### What you are asked to do
Look through the data below. Pick out the lines holding the string "Lock".

━━━━

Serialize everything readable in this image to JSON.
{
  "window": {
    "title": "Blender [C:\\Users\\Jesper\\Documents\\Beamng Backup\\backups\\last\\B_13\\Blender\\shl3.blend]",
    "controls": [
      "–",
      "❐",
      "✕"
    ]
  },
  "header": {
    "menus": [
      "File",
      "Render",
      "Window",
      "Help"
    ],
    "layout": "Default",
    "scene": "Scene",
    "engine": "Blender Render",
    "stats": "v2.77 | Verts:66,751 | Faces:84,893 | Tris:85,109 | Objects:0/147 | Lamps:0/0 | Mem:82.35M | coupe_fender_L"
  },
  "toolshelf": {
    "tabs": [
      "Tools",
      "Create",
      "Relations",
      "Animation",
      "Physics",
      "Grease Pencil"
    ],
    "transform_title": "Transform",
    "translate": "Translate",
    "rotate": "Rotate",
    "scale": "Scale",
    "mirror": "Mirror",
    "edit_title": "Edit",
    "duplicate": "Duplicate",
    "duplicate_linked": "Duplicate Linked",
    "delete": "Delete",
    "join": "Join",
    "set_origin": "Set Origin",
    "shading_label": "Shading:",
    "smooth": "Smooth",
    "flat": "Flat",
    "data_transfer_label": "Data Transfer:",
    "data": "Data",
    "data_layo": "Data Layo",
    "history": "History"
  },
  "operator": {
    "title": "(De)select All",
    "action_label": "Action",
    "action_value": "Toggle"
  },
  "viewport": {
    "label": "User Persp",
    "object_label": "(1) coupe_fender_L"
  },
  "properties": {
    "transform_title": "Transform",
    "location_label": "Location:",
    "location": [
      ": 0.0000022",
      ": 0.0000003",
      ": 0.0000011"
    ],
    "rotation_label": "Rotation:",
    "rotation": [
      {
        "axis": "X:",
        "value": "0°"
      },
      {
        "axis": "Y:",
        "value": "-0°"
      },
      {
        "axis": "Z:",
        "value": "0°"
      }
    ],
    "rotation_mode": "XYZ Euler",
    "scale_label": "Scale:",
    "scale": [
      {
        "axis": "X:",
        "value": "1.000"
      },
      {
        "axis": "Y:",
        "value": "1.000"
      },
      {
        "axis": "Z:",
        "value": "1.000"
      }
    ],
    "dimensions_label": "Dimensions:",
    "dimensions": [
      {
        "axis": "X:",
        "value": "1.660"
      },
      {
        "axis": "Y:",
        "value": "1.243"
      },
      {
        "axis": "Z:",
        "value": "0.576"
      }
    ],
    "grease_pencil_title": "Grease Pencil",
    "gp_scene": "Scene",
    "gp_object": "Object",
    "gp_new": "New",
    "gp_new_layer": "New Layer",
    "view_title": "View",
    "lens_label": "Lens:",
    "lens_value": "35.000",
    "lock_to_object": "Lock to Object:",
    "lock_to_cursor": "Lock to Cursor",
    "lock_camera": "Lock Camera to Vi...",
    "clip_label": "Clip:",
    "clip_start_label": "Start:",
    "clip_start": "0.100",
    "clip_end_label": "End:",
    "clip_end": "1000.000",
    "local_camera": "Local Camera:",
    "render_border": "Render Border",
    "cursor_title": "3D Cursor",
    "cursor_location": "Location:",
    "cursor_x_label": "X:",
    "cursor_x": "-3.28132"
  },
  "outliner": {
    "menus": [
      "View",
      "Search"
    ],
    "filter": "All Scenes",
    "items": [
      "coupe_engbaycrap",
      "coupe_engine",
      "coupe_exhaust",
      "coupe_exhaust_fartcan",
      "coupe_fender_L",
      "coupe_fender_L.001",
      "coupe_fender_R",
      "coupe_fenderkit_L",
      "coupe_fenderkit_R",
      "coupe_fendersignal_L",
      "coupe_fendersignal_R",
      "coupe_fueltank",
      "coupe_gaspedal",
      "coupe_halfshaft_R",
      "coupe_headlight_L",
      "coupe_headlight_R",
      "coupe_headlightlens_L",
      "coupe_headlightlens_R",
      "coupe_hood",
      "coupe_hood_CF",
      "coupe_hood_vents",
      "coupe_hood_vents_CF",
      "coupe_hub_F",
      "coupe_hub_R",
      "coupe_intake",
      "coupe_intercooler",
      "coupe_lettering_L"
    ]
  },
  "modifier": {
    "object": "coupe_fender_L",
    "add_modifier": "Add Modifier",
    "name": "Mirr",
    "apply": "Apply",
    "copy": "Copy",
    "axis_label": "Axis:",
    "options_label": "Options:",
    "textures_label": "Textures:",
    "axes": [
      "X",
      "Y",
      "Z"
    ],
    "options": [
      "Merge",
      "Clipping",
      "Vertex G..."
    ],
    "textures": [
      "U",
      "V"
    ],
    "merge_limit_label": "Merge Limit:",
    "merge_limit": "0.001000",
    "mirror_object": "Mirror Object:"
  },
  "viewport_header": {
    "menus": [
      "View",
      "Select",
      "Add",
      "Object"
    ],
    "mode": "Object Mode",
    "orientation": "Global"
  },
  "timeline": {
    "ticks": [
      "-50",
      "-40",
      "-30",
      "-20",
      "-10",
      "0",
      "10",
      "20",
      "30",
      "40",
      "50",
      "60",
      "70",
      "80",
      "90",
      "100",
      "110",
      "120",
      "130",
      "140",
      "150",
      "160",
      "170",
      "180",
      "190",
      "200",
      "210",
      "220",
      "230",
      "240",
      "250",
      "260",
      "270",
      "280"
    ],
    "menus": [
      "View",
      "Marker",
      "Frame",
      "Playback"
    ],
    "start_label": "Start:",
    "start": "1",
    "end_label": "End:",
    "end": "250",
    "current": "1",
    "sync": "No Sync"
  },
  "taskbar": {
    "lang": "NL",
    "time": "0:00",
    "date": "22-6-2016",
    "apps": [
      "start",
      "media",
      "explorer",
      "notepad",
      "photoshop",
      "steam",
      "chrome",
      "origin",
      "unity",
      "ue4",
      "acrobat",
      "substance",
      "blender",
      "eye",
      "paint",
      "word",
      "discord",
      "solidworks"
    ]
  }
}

━━━━

### Solution to this task
    "lock_to_object": "Lock to Object:",
    "lock_to_cursor": "Lock to Cursor",
    "lock_camera": "Lock Camera to Vi...",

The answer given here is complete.